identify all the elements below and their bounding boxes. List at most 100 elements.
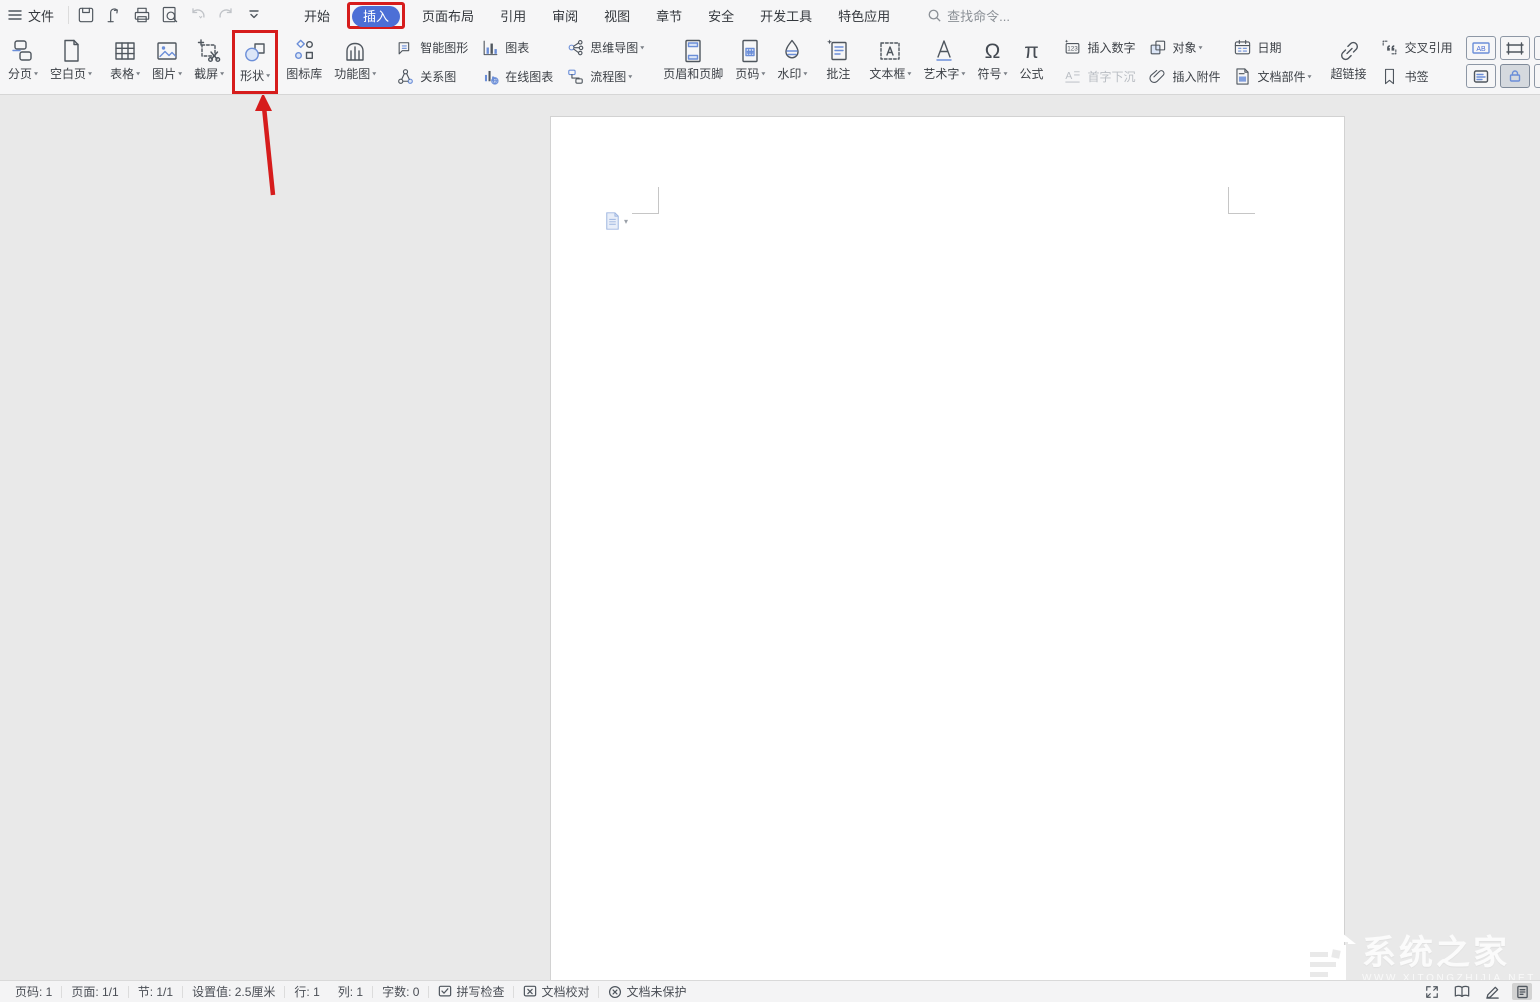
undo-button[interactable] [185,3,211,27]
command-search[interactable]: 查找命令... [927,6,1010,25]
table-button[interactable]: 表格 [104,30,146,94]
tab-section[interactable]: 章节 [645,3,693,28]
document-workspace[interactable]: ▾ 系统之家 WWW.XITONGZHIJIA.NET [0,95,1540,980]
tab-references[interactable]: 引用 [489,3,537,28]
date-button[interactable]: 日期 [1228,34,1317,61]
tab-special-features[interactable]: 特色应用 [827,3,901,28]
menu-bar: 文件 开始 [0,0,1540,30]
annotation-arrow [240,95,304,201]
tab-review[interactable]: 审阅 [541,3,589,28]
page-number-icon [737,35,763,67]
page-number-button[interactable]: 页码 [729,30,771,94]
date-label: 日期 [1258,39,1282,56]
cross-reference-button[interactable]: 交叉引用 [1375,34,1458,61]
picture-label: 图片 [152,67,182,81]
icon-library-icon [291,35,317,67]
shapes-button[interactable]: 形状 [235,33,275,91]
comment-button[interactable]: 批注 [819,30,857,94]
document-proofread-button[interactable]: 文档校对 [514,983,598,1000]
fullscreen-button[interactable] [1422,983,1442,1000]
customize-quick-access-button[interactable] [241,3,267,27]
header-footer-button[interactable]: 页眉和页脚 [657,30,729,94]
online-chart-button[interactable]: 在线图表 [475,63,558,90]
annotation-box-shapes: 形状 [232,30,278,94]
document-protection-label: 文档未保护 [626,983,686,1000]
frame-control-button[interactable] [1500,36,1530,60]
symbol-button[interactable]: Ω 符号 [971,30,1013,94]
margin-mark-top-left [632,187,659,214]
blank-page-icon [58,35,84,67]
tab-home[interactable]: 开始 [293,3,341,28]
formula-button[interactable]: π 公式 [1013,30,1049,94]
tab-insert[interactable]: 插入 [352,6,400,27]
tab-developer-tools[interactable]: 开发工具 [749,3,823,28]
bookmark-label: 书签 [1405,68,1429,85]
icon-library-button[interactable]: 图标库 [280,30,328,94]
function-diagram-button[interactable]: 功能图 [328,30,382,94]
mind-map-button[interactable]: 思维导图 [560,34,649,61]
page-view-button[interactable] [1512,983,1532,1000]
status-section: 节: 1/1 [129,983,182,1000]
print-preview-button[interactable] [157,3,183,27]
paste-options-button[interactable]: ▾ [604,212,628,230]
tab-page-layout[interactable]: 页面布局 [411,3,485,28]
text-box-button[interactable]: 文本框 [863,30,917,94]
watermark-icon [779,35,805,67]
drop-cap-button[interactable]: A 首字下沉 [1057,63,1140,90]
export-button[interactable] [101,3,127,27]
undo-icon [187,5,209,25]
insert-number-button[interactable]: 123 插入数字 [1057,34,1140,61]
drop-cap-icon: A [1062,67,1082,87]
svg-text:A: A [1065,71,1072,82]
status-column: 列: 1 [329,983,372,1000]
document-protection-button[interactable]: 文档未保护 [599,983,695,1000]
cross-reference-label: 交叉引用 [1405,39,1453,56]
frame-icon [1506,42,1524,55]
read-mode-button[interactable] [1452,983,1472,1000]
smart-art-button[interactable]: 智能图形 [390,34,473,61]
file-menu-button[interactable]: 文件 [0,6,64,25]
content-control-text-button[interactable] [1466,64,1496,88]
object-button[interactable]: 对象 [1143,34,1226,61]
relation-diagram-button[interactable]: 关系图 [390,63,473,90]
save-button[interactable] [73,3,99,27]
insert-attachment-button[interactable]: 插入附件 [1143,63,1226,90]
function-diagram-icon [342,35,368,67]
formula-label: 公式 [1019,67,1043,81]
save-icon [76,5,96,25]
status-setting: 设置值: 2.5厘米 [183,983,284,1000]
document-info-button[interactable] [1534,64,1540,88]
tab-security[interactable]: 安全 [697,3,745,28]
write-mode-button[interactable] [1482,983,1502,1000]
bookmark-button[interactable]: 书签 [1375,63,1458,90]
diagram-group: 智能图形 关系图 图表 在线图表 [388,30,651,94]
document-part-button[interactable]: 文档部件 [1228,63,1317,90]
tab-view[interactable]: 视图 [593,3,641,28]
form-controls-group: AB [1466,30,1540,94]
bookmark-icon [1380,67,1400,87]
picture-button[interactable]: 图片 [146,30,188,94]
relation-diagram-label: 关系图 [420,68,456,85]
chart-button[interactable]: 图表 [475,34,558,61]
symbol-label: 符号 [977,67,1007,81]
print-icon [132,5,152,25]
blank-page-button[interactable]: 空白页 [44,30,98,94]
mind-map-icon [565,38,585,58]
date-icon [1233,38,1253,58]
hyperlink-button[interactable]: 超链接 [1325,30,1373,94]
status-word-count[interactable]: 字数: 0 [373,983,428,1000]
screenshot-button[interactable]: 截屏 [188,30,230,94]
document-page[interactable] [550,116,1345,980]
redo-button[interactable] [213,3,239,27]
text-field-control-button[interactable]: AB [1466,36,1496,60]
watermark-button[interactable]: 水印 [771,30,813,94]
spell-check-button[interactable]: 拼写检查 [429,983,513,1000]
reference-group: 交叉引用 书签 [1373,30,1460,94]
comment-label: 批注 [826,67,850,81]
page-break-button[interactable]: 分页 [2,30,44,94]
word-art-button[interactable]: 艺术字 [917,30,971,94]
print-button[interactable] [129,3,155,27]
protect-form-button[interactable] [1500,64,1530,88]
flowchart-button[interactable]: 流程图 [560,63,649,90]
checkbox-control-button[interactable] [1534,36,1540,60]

--- --- ---

▶ [What is being asked]:
Rewrite the records with every instance of "interactable" changed to "clickable", leaving everything else unchanged. Omit the pictures from your answer.

▶ [The completed task]:
identify all the elements below and their bounding boxes. List at most 100 elements.
undo-button[clickable] [185,3,211,27]
command-search[clickable]: 查找命令... [927,6,1010,25]
table-button[clickable]: 表格 [104,30,146,94]
tab-section[clickable]: 章节 [645,3,693,28]
document-workspace[clickable]: ▾ 系统之家 WWW.XITONGZHIJIA.NET [0,95,1540,980]
tab-references[clickable]: 引用 [489,3,537,28]
date-button[clickable]: 日期 [1228,34,1317,61]
tab-special-features[clickable]: 特色应用 [827,3,901,28]
menu-bar: 文件 开始 [0,0,1540,30]
annotation-arrow [240,95,304,201]
tab-review[clickable]: 审阅 [541,3,589,28]
page-number-icon [737,35,763,67]
page-number-button[clickable]: 页码 [729,30,771,94]
date-label: 日期 [1258,39,1282,56]
cross-reference-button[clickable]: 交叉引用 [1375,34,1458,61]
picture-label: 图片 [152,67,182,81]
icon-library-icon [291,35,317,67]
shapes-button[clickable]: 形状 [235,33,275,91]
comment-button[clickable]: 批注 [819,30,857,94]
document-proofread-button[clickable]: 文档校对 [514,983,598,1000]
fullscreen-button[clickable] [1422,983,1442,1000]
customize-quick-access-button[clickable] [241,3,267,27]
header-footer-button[clickable]: 页眉和页脚 [657,30,729,94]
online-chart-button[clickable]: 在线图表 [475,63,558,90]
annotation-box-shapes: 形状 [232,30,278,94]
document-protection-label: 文档未保护 [626,983,686,1000]
frame-control-button[clickable] [1500,36,1530,60]
symbol-button[clickable]: Ω 符号 [971,30,1013,94]
margin-mark-top-left [632,187,659,214]
blank-page-icon [58,35,84,67]
tab-home[clickable]: 开始 [293,3,341,28]
formula-button[clickable]: π 公式 [1013,30,1049,94]
tab-insert[clickable]: 插入 [352,6,400,27]
tab-developer-tools[clickable]: 开发工具 [749,3,823,28]
bookmark-label: 书签 [1405,68,1429,85]
icon-library-button[clickable]: 图标库 [280,30,328,94]
function-diagram-button[clickable]: 功能图 [328,30,382,94]
mind-map-button[clickable]: 思维导图 [560,34,649,61]
page-view-button[clickable] [1512,983,1532,1000]
status-section: 节: 1/1 [129,983,182,1000]
print-preview-button[clickable] [157,3,183,27]
paste-options-button[clickable]: ▾ [604,212,628,230]
tab-page-layout[clickable]: 页面布局 [411,3,485,28]
text-box-button[clickable]: 文本框 [863,30,917,94]
watermark-icon [779,35,805,67]
drop-cap-button[clickable]: A 首字下沉 [1057,63,1140,90]
export-button[clickable] [101,3,127,27]
undo-icon [187,5,209,25]
insert-number-button[clickable]: 123 插入数字 [1057,34,1140,61]
drop-cap-icon: A [1062,67,1082,87]
svg-text:A: A [1065,71,1072,82]
status-column: 列: 1 [329,983,372,1000]
document-protection-button[clickable]: 文档未保护 [599,983,695,1000]
cross-reference-label: 交叉引用 [1405,39,1453,56]
frame-icon [1506,42,1524,55]
read-mode-button[clickable] [1452,983,1472,1000]
smart-art-button[clickable]: 智能图形 [390,34,473,61]
file-menu-button[clickable]: 文件 [0,6,64,25]
content-control-text-button[clickable] [1466,64,1496,88]
object-button[clickable]: 对象 [1143,34,1226,61]
relation-diagram-button[clickable]: 关系图 [390,63,473,90]
save-button[clickable] [73,3,99,27]
insert-attachment-button[clickable]: 插入附件 [1143,63,1226,90]
function-diagram-icon [342,35,368,67]
formula-label: 公式 [1019,67,1043,81]
save-icon [76,5,96,25]
status-setting: 设置值: 2.5厘米 [183,983,284,1000]
document-info-button[clickable] [1534,64,1540,88]
tab-security[clickable]: 安全 [697,3,745,28]
write-mode-button[clickable] [1482,983,1502,1000]
bookmark-button[clickable]: 书签 [1375,63,1458,90]
diagram-group: 智能图形 关系图 图表 在线图表 [388,30,651,94]
document-part-button[clickable]: 文档部件 [1228,63,1317,90]
tab-view[clickable]: 视图 [593,3,641,28]
form-controls-group: AB [1466,30,1540,94]
bookmark-icon [1380,67,1400,87]
picture-button[clickable]: 图片 [146,30,188,94]
relation-diagram-label: 关系图 [420,68,456,85]
chart-button[clickable]: 图表 [475,34,558,61]
symbol-label: 符号 [977,67,1007,81]
print-icon [132,5,152,25]
blank-page-button[clickable]: 空白页 [44,30,98,94]
mind-map-icon [565,38,585,58]
date-icon [1233,38,1253,58]
hyperlink-button[clickable]: 超链接 [1325,30,1373,94]
status-word-count[clickable]: 字数: 0 [373,983,428,1000]
screenshot-button[clickable]: 截屏 [188,30,230,94]
document-page[clickable] [550,116,1345,980]
redo-button[clickable] [213,3,239,27]
text-field-control-button[clickable]: AB [1466,36,1496,60]
watermark-button[clickable]: 水印 [771,30,813,94]
spell-check-button[clickable]: 拼写检查 [429,983,513,1000]
reference-group: 交叉引用 书签 [1373,30,1460,94]
comment-label: 批注 [826,67,850,81]
page-break-button[clickable]: 分页 [2,30,44,94]
word-art-button[clickable]: 艺术字 [917,30,971,94]
print-button[clickable] [129,3,155,27]
protect-form-button[clickable] [1500,64,1530,88]
flowchart-button[clickable]: 流程图 [560,63,649,90]
checkbox-control-button[clickable] [1534,36,1540,60]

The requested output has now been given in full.